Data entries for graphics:

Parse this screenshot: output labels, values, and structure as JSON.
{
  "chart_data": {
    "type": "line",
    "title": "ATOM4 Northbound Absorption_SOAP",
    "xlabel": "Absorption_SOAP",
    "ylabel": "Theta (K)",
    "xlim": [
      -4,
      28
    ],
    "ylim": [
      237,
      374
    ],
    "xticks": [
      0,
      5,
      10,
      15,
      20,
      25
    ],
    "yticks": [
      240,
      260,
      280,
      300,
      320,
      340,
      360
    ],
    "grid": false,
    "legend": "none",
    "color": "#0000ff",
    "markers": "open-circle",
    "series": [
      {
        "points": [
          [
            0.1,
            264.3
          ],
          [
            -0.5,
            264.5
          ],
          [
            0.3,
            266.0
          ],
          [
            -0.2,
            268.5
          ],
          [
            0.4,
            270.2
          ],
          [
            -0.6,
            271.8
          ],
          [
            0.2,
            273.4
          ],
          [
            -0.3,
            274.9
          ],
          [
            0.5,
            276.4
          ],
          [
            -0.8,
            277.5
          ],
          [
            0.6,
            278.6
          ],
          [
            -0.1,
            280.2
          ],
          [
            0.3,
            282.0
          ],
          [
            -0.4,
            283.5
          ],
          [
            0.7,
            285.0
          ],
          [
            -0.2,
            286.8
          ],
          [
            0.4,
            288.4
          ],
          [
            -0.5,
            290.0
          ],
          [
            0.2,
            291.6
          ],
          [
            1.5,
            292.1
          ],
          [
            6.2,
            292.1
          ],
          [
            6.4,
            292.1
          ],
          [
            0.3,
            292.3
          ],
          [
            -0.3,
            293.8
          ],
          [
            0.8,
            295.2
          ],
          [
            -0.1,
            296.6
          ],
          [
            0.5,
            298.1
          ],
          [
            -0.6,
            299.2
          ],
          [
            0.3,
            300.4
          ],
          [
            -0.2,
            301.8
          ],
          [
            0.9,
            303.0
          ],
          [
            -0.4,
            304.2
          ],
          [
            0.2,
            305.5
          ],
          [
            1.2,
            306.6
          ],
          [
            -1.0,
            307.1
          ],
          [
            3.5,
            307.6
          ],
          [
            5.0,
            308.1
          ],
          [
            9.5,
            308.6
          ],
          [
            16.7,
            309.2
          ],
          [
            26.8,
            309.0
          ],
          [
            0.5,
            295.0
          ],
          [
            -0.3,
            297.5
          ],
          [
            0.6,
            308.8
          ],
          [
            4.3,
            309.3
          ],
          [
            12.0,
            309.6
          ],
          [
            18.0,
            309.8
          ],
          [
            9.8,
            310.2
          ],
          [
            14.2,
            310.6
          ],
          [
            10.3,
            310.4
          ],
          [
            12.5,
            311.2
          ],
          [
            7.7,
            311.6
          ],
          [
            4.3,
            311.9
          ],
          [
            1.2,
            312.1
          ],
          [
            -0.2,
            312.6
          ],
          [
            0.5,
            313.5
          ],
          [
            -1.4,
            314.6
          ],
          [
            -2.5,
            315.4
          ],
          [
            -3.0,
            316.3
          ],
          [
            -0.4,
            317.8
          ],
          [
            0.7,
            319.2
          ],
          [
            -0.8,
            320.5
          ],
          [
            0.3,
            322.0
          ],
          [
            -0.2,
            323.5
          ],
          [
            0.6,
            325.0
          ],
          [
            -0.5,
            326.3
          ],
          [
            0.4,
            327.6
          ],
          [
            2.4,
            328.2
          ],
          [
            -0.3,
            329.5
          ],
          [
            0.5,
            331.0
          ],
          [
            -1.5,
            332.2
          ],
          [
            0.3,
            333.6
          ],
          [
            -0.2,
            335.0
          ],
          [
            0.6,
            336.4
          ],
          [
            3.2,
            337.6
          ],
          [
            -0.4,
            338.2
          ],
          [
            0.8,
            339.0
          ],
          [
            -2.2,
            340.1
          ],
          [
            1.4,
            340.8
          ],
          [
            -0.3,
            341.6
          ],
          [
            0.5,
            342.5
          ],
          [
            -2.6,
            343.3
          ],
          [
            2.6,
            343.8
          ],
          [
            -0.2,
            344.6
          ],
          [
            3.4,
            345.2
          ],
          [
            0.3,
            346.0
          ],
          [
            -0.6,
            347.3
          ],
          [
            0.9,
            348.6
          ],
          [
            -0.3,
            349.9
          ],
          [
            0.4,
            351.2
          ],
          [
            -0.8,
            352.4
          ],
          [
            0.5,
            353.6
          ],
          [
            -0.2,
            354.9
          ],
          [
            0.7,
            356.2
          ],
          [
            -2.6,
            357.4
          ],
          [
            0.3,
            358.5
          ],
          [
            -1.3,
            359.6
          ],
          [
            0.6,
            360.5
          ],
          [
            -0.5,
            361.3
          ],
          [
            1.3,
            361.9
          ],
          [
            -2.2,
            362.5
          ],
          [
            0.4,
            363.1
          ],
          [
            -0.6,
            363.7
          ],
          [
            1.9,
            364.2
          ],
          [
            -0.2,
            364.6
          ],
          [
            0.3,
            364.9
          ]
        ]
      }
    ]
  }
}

What is required: Quote the data in full, keeping each word unchanged.

Exercise output:
Parse this screenshot: output labels, values, and structure as JSON.
{
  "chart_data": {
    "type": "line",
    "title": "ATOM4 Northbound Absorption_SOAP",
    "xlabel": "Absorption_SOAP",
    "ylabel": "Theta (K)",
    "xlim": [
      -4,
      28
    ],
    "ylim": [
      237,
      374
    ],
    "xticks": [
      0,
      5,
      10,
      15,
      20,
      25
    ],
    "yticks": [
      240,
      260,
      280,
      300,
      320,
      340,
      360
    ],
    "grid": false,
    "legend": "none",
    "color": "#0000ff",
    "markers": "open-circle",
    "series": [
      {
        "points": [
          [
            0.1,
            264.3
          ],
          [
            -0.5,
            264.5
          ],
          [
            0.3,
            266.0
          ],
          [
            -0.2,
            268.5
          ],
          [
            0.4,
            270.2
          ],
          [
            -0.6,
            271.8
          ],
          [
            0.2,
            273.4
          ],
          [
            -0.3,
            274.9
          ],
          [
            0.5,
            276.4
          ],
          [
            -0.8,
            277.5
          ],
          [
            0.6,
            278.6
          ],
          [
            -0.1,
            280.2
          ],
          [
            0.3,
            282.0
          ],
          [
            -0.4,
            283.5
          ],
          [
            0.7,
            285.0
          ],
          [
            -0.2,
            286.8
          ],
          [
            0.4,
            288.4
          ],
          [
            -0.5,
            290.0
          ],
          [
            0.2,
            291.6
          ],
          [
            1.5,
            292.1
          ],
          [
            6.2,
            292.1
          ],
          [
            6.4,
            292.1
          ],
          [
            0.3,
            292.3
          ],
          [
            -0.3,
            293.8
          ],
          [
            0.8,
            295.2
          ],
          [
            -0.1,
            296.6
          ],
          [
            0.5,
            298.1
          ],
          [
            -0.6,
            299.2
          ],
          [
            0.3,
            300.4
          ],
          [
            -0.2,
            301.8
          ],
          [
            0.9,
            303.0
          ],
          [
            -0.4,
            304.2
          ],
          [
            0.2,
            305.5
          ],
          [
            1.2,
            306.6
          ],
          [
            -1.0,
            307.1
          ],
          [
            3.5,
            307.6
          ],
          [
            5.0,
            308.1
          ],
          [
            9.5,
            308.6
          ],
          [
            16.7,
            309.2
          ],
          [
            26.8,
            309.0
          ],
          [
            0.5,
            295.0
          ],
          [
            -0.3,
            297.5
          ],
          [
            0.6,
            308.8
          ],
          [
            4.3,
            309.3
          ],
          [
            12.0,
            309.6
          ],
          [
            18.0,
            309.8
          ],
          [
            9.8,
            310.2
          ],
          [
            14.2,
            310.6
          ],
          [
            10.3,
            310.4
          ],
          [
            12.5,
            311.2
          ],
          [
            7.7,
            311.6
          ],
          [
            4.3,
            311.9
          ],
          [
            1.2,
            312.1
          ],
          [
            -0.2,
            312.6
          ],
          [
            0.5,
            313.5
          ],
          [
            -1.4,
            314.6
          ],
          [
            -2.5,
            315.4
          ],
          [
            -3.0,
            316.3
          ],
          [
            -0.4,
            317.8
          ],
          [
            0.7,
            319.2
          ],
          [
            -0.8,
            320.5
          ],
          [
            0.3,
            322.0
          ],
          [
            -0.2,
            323.5
          ],
          [
            0.6,
            325.0
          ],
          [
            -0.5,
            326.3
          ],
          [
            0.4,
            327.6
          ],
          [
            2.4,
            328.2
          ],
          [
            -0.3,
            329.5
          ],
          [
            0.5,
            331.0
          ],
          [
            -1.5,
            332.2
          ],
          [
            0.3,
            333.6
          ],
          [
            -0.2,
            335.0
          ],
          [
            0.6,
            336.4
          ],
          [
            3.2,
            337.6
          ],
          [
            -0.4,
            338.2
          ],
          [
            0.8,
            339.0
          ],
          [
            -2.2,
            340.1
          ],
          [
            1.4,
            340.8
          ],
          [
            -0.3,
            341.6
          ],
          [
            0.5,
            342.5
          ],
          [
            -2.6,
            343.3
          ],
          [
            2.6,
            343.8
          ],
          [
            -0.2,
            344.6
          ],
          [
            3.4,
            345.2
          ],
          [
            0.3,
            346.0
          ],
          [
            -0.6,
            347.3
          ],
          [
            0.9,
            348.6
          ],
          [
            -0.3,
            349.9
          ],
          [
            0.4,
            351.2
          ],
          [
            -0.8,
            352.4
          ],
          [
            0.5,
            353.6
          ],
          [
            -0.2,
            354.9
          ],
          [
            0.7,
            356.2
          ],
          [
            -2.6,
            357.4
          ],
          [
            0.3,
            358.5
          ],
          [
            -1.3,
            359.6
          ],
          [
            0.6,
            360.5
          ],
          [
            -0.5,
            361.3
          ],
          [
            1.3,
            361.9
          ],
          [
            -2.2,
            362.5
          ],
          [
            0.4,
            363.1
          ],
          [
            -0.6,
            363.7
          ],
          [
            1.9,
            364.2
          ],
          [
            -0.2,
            364.6
          ],
          [
            0.3,
            364.9
          ]
        ]
      }
    ]
  }
}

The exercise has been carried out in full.